▶ **Goal of the exercise**
Omit the images, then output each of the records below exactly.

+-------+

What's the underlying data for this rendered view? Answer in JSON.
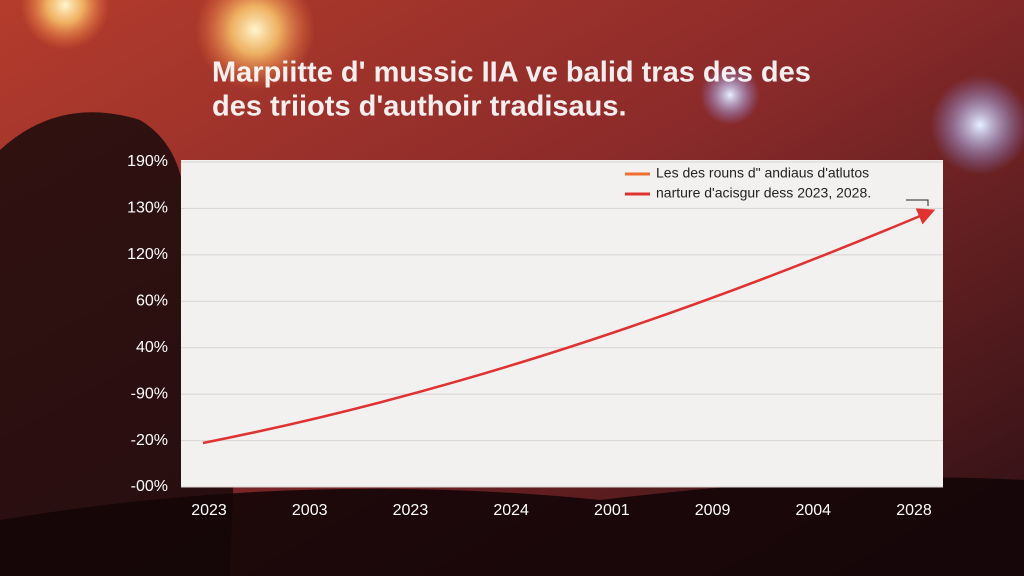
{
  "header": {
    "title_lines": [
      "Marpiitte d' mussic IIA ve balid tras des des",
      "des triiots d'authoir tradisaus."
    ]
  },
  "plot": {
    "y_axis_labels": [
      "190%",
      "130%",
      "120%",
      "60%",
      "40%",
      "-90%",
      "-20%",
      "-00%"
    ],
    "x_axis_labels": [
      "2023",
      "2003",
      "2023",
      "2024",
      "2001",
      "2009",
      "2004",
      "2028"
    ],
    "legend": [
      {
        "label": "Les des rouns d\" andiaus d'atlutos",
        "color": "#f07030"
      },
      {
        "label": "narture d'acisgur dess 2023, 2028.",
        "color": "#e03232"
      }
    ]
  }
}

+-------+

▶ **Result**
What's the underlying data for this rendered view? Answer in JSON.
{
  "header": {
    "title_lines": [
      "Marpiitte d' mussic IIA ve balid tras des des",
      "des triiots d'authoir tradisaus."
    ]
  },
  "plot": {
    "y_axis_labels": [
      "190%",
      "130%",
      "120%",
      "60%",
      "40%",
      "-90%",
      "-20%",
      "-00%"
    ],
    "x_axis_labels": [
      "2023",
      "2003",
      "2023",
      "2024",
      "2001",
      "2009",
      "2004",
      "2028"
    ],
    "legend": [
      {
        "label": "Les des rouns d\" andiaus d'atlutos",
        "color": "#f07030"
      },
      {
        "label": "narture d'acisgur dess 2023, 2028.",
        "color": "#e03232"
      }
    ]
  }
}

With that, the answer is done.